Can you retype every record below exactly as written?

* START The data *

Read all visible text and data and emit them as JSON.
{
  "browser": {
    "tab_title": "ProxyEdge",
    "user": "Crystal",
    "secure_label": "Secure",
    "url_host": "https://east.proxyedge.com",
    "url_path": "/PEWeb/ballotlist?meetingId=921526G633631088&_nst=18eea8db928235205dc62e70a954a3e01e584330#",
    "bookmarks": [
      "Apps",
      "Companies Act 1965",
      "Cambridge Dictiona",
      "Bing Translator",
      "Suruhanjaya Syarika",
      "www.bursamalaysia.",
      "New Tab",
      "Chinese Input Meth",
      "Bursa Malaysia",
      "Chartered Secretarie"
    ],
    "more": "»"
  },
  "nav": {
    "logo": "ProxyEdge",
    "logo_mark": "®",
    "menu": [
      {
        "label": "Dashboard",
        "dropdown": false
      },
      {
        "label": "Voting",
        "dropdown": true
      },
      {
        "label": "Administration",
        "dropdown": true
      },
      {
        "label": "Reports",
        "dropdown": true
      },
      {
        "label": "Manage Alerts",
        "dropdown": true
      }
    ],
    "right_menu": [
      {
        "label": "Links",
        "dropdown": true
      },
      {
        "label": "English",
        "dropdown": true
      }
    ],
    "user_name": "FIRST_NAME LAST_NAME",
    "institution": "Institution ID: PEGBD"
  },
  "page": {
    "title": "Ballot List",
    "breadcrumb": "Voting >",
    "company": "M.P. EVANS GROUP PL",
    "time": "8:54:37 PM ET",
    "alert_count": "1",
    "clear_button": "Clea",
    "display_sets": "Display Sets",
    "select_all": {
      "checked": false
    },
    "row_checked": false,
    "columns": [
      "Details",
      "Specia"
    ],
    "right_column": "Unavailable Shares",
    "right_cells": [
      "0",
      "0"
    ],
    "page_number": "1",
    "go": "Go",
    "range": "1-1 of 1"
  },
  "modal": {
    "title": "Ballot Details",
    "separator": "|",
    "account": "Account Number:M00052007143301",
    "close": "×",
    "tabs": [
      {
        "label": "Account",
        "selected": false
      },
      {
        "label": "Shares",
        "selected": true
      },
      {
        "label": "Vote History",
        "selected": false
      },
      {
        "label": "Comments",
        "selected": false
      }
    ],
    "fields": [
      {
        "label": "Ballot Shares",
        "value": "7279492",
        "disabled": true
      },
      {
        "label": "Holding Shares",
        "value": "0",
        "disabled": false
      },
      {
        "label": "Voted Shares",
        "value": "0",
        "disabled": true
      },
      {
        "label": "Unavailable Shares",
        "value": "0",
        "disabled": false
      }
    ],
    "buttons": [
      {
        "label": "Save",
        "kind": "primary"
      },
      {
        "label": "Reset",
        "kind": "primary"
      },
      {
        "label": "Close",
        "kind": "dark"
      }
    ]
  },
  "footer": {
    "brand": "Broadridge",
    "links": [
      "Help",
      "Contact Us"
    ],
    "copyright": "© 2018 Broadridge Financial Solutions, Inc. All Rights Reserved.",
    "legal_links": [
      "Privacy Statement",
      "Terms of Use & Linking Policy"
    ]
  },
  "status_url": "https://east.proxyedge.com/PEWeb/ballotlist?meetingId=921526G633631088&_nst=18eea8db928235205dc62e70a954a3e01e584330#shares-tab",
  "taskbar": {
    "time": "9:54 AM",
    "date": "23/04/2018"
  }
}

* END The data *

Exercise response:
Read all visible text and data and emit them as JSON.
{
  "browser": {
    "tab_title": "ProxyEdge",
    "user": "Crystal",
    "secure_label": "Secure",
    "url_host": "https://east.proxyedge.com",
    "url_path": "/PEWeb/ballotlist?meetingId=921526G633631088&_nst=18eea8db928235205dc62e70a954a3e01e584330#",
    "bookmarks": [
      "Apps",
      "Companies Act 1965",
      "Cambridge Dictiona",
      "Bing Translator",
      "Suruhanjaya Syarika",
      "www.bursamalaysia.",
      "New Tab",
      "Chinese Input Meth",
      "Bursa Malaysia",
      "Chartered Secretarie"
    ],
    "more": "»"
  },
  "nav": {
    "logo": "ProxyEdge",
    "logo_mark": "®",
    "menu": [
      {
        "label": "Dashboard",
        "dropdown": false
      },
      {
        "label": "Voting",
        "dropdown": true
      },
      {
        "label": "Administration",
        "dropdown": true
      },
      {
        "label": "Reports",
        "dropdown": true
      },
      {
        "label": "Manage Alerts",
        "dropdown": true
      }
    ],
    "right_menu": [
      {
        "label": "Links",
        "dropdown": true
      },
      {
        "label": "English",
        "dropdown": true
      }
    ],
    "user_name": "FIRST_NAME LAST_NAME",
    "institution": "Institution ID: PEGBD"
  },
  "page": {
    "title": "Ballot List",
    "breadcrumb": "Voting >",
    "company": "M.P. EVANS GROUP PL",
    "time": "8:54:37 PM ET",
    "alert_count": "1",
    "clear_button": "Clea",
    "display_sets": "Display Sets",
    "select_all": {
      "checked": false
    },
    "row_checked": false,
    "columns": [
      "Details",
      "Specia"
    ],
    "right_column": "Unavailable Shares",
    "right_cells": [
      "0",
      "0"
    ],
    "page_number": "1",
    "go": "Go",
    "range": "1-1 of 1"
  },
  "modal": {
    "title": "Ballot Details",
    "separator": "|",
    "account": "Account Number:M00052007143301",
    "close": "×",
    "tabs": [
      {
        "label": "Account",
        "selected": false
      },
      {
        "label": "Shares",
        "selected": true
      },
      {
        "label": "Vote History",
        "selected": false
      },
      {
        "label": "Comments",
        "selected": false
      }
    ],
    "fields": [
      {
        "label": "Ballot Shares",
        "value": "7279492",
        "disabled": true
      },
      {
        "label": "Holding Shares",
        "value": "0",
        "disabled": false
      },
      {
        "label": "Voted Shares",
        "value": "0",
        "disabled": true
      },
      {
        "label": "Unavailable Shares",
        "value": "0",
        "disabled": false
      }
    ],
    "buttons": [
      {
        "label": "Save",
        "kind": "primary"
      },
      {
        "label": "Reset",
        "kind": "primary"
      },
      {
        "label": "Close",
        "kind": "dark"
      }
    ]
  },
  "footer": {
    "brand": "Broadridge",
    "links": [
      "Help",
      "Contact Us"
    ],
    "copyright": "© 2018 Broadridge Financial Solutions, Inc. All Rights Reserved.",
    "legal_links": [
      "Privacy Statement",
      "Terms of Use & Linking Policy"
    ]
  },
  "status_url": "https://east.proxyedge.com/PEWeb/ballotlist?meetingId=921526G633631088&_nst=18eea8db928235205dc62e70a954a3e01e584330#shares-tab",
  "taskbar": {
    "time": "9:54 AM",
    "date": "23/04/2018"
  }
}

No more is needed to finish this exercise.